→ **SHORT TASK**
Restate the complete material exactly.
--- STORED DATA ---
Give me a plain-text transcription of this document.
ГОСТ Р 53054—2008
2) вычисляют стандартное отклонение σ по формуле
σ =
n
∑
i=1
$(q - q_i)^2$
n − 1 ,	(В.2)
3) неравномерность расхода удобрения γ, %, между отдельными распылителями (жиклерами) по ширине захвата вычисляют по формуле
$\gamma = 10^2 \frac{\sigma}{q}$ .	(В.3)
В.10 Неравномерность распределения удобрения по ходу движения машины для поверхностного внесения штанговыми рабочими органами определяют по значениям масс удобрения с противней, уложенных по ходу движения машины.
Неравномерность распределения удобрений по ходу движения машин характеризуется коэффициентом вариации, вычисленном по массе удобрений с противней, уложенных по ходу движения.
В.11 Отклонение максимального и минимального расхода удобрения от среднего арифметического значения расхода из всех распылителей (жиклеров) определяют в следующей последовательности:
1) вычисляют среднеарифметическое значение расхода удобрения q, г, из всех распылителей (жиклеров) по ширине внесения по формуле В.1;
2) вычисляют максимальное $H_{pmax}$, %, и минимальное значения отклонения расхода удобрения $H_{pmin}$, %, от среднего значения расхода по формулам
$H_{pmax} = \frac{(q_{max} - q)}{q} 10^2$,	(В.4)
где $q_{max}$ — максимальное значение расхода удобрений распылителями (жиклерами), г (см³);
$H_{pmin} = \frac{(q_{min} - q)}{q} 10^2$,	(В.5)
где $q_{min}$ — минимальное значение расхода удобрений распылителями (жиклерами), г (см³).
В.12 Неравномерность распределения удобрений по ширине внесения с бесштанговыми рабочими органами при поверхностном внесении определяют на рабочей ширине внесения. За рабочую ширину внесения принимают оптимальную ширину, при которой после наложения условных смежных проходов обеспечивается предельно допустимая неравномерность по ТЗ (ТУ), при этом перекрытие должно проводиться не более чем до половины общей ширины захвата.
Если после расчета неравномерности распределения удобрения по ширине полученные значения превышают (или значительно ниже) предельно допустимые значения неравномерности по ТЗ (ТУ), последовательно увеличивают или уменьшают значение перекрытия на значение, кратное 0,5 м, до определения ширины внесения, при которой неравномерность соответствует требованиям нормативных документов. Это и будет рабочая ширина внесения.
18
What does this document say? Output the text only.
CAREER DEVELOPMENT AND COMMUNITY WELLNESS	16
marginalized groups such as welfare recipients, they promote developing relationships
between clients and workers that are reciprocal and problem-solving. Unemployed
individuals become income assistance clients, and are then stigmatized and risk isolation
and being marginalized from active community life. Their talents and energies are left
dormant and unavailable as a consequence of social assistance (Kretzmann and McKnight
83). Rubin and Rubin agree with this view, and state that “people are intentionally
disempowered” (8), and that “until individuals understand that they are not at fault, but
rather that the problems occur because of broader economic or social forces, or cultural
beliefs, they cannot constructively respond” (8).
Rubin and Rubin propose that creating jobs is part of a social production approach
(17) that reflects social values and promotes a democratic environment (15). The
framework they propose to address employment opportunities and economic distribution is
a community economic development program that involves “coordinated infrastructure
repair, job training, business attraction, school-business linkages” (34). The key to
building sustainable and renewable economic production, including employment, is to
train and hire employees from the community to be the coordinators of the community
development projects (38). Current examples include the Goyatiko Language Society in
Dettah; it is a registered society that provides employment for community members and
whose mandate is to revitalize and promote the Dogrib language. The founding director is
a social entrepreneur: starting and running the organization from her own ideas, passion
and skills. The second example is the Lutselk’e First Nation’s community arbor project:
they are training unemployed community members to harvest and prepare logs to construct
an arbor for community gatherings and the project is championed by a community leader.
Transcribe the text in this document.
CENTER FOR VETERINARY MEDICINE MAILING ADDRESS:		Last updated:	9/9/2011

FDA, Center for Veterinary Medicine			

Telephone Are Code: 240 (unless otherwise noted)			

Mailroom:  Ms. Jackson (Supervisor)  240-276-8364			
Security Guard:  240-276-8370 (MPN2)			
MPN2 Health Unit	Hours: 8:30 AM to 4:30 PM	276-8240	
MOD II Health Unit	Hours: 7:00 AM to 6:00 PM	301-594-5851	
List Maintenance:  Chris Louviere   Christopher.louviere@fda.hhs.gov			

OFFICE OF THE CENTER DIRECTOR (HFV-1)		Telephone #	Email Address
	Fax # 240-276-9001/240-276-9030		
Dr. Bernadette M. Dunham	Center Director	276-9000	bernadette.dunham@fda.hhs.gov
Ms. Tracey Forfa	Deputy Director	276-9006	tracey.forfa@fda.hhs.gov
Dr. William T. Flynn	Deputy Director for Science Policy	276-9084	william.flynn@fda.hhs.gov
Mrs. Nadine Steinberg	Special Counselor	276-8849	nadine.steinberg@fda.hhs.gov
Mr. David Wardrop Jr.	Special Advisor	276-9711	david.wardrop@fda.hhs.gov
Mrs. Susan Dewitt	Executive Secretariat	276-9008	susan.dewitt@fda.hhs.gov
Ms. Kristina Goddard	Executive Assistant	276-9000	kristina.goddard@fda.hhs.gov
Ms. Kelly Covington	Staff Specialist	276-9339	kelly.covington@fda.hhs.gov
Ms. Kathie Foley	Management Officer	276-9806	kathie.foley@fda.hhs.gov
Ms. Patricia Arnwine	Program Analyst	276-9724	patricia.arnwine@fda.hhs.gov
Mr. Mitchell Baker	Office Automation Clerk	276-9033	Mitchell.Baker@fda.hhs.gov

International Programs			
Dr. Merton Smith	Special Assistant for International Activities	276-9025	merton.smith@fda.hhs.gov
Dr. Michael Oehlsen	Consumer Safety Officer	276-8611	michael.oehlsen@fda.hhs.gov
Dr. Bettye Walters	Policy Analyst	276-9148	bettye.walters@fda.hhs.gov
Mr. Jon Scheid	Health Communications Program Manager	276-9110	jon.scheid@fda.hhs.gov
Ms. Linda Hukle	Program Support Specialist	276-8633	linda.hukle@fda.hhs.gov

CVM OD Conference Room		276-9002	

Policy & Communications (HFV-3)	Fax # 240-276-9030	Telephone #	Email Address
---
→ **COMPLETED TASK**
Give me a plain-text transcription of this document.
ГОСТ Р 53054—2008
2) вычисляют стандартное отклонение σ по формуле
σ =
n
∑
i=1
$(q - q_i)^2$
n − 1 ,	(В.2)
3) неравномерность расхода удобрения γ, %, между отдельными распылителями (жиклерами) по ширине захвата вычисляют по формуле
$\gamma = 10^2 \frac{\sigma}{q}$ .	(В.3)
В.10 Неравномерность распределения удобрения по ходу движения машины для поверхностного внесения штанговыми рабочими органами определяют по значениям масс удобрения с противней, уложенных по ходу движения машины.
Неравномерность распределения удобрений по ходу движения машин характеризуется коэффициентом вариации, вычисленном по массе удобрений с противней, уложенных по ходу движения.
В.11 Отклонение максимального и минимального расхода удобрения от среднего арифметического значения расхода из всех распылителей (жиклеров) определяют в следующей последовательности:
1) вычисляют среднеарифметическое значение расхода удобрения q, г, из всех распылителей (жиклеров) по ширине внесения по формуле В.1;
2) вычисляют максимальное $H_{pmax}$, %, и минимальное значения отклонения расхода удобрения $H_{pmin}$, %, от среднего значения расхода по формулам
$H_{pmax} = \frac{(q_{max} - q)}{q} 10^2$,	(В.4)
где $q_{max}$ — максимальное значение расхода удобрений распылителями (жиклерами), г (см³);
$H_{pmin} = \frac{(q_{min} - q)}{q} 10^2$,	(В.5)
где $q_{min}$ — минимальное значение расхода удобрений распылителями (жиклерами), г (см³).
В.12 Неравномерность распределения удобрений по ширине внесения с бесштанговыми рабочими органами при поверхностном внесении определяют на рабочей ширине внесения. За рабочую ширину внесения принимают оптимальную ширину, при которой после наложения условных смежных проходов обеспечивается предельно допустимая неравномерность по ТЗ (ТУ), при этом перекрытие должно проводиться не более чем до половины общей ширины захвата.
Если после расчета неравномерности распределения удобрения по ширине полученные значения превышают (или значительно ниже) предельно допустимые значения неравномерности по ТЗ (ТУ), последовательно увеличивают или уменьшают значение перекрытия на значение, кратное 0,5 м, до определения ширины внесения, при которой неравномерность соответствует требованиям нормативных документов. Это и будет рабочая ширина внесения.
18
What does this document say? Output the text only.
CAREER DEVELOPMENT AND COMMUNITY WELLNESS	16
marginalized groups such as welfare recipients, they promote developing relationships
between clients and workers that are reciprocal and problem-solving. Unemployed
individuals become income assistance clients, and are then stigmatized and risk isolation
and being marginalized from active community life. Their talents and energies are left
dormant and unavailable as a consequence of social assistance (Kretzmann and McKnight
83). Rubin and Rubin agree with this view, and state that “people are intentionally
disempowered” (8), and that “until individuals understand that they are not at fault, but
rather that the problems occur because of broader economic or social forces, or cultural
beliefs, they cannot constructively respond” (8).
Rubin and Rubin propose that creating jobs is part of a social production approach
(17) that reflects social values and promotes a democratic environment (15). The
framework they propose to address employment opportunities and economic distribution is
a community economic development program that involves “coordinated infrastructure
repair, job training, business attraction, school-business linkages” (34). The key to
building sustainable and renewable economic production, including employment, is to
train and hire employees from the community to be the coordinators of the community
development projects (38). Current examples include the Goyatiko Language Society in
Dettah; it is a registered society that provides employment for community members and
whose mandate is to revitalize and promote the Dogrib language. The founding director is
a social entrepreneur: starting and running the organization from her own ideas, passion
and skills. The second example is the Lutselk’e First Nation’s community arbor project:
they are training unemployed community members to harvest and prepare logs to construct
an arbor for community gatherings and the project is championed by a community leader.
Transcribe the text in this document.
CENTER FOR VETERINARY MEDICINE MAILING ADDRESS:		Last updated:	9/9/2011

FDA, Center for Veterinary Medicine			

Telephone Are Code: 240 (unless otherwise noted)			

Mailroom:  Ms. Jackson (Supervisor)  240-276-8364			
Security Guard:  240-276-8370 (MPN2)			
MPN2 Health Unit	Hours: 8:30 AM to 4:30 PM	276-8240	
MOD II Health Unit	Hours: 7:00 AM to 6:00 PM	301-594-5851	
List Maintenance:  Chris Louviere   Christopher.louviere@fda.hhs.gov			

OFFICE OF THE CENTER DIRECTOR (HFV-1)		Telephone #	Email Address
	Fax # 240-276-9001/240-276-9030		
Dr. Bernadette M. Dunham	Center Director	276-9000	bernadette.dunham@fda.hhs.gov
Ms. Tracey Forfa	Deputy Director	276-9006	tracey.forfa@fda.hhs.gov
Dr. William T. Flynn	Deputy Director for Science Policy	276-9084	william.flynn@fda.hhs.gov
Mrs. Nadine Steinberg	Special Counselor	276-8849	nadine.steinberg@fda.hhs.gov
Mr. David Wardrop Jr.	Special Advisor	276-9711	david.wardrop@fda.hhs.gov
Mrs. Susan Dewitt	Executive Secretariat	276-9008	susan.dewitt@fda.hhs.gov
Ms. Kristina Goddard	Executive Assistant	276-9000	kristina.goddard@fda.hhs.gov
Ms. Kelly Covington	Staff Specialist	276-9339	kelly.covington@fda.hhs.gov
Ms. Kathie Foley	Management Officer	276-9806	kathie.foley@fda.hhs.gov
Ms. Patricia Arnwine	Program Analyst	276-9724	patricia.arnwine@fda.hhs.gov
Mr. Mitchell Baker	Office Automation Clerk	276-9033	Mitchell.Baker@fda.hhs.gov

International Programs			
Dr. Merton Smith	Special Assistant for International Activities	276-9025	merton.smith@fda.hhs.gov
Dr. Michael Oehlsen	Consumer Safety Officer	276-8611	michael.oehlsen@fda.hhs.gov
Dr. Bettye Walters	Policy Analyst	276-9148	bettye.walters@fda.hhs.gov
Mr. Jon Scheid	Health Communications Program Manager	276-9110	jon.scheid@fda.hhs.gov
Ms. Linda Hukle	Program Support Specialist	276-8633	linda.hukle@fda.hhs.gov

CVM OD Conference Room		276-9002	

Policy & Communications (HFV-3)	Fax # 240-276-9030	Telephone #	Email Address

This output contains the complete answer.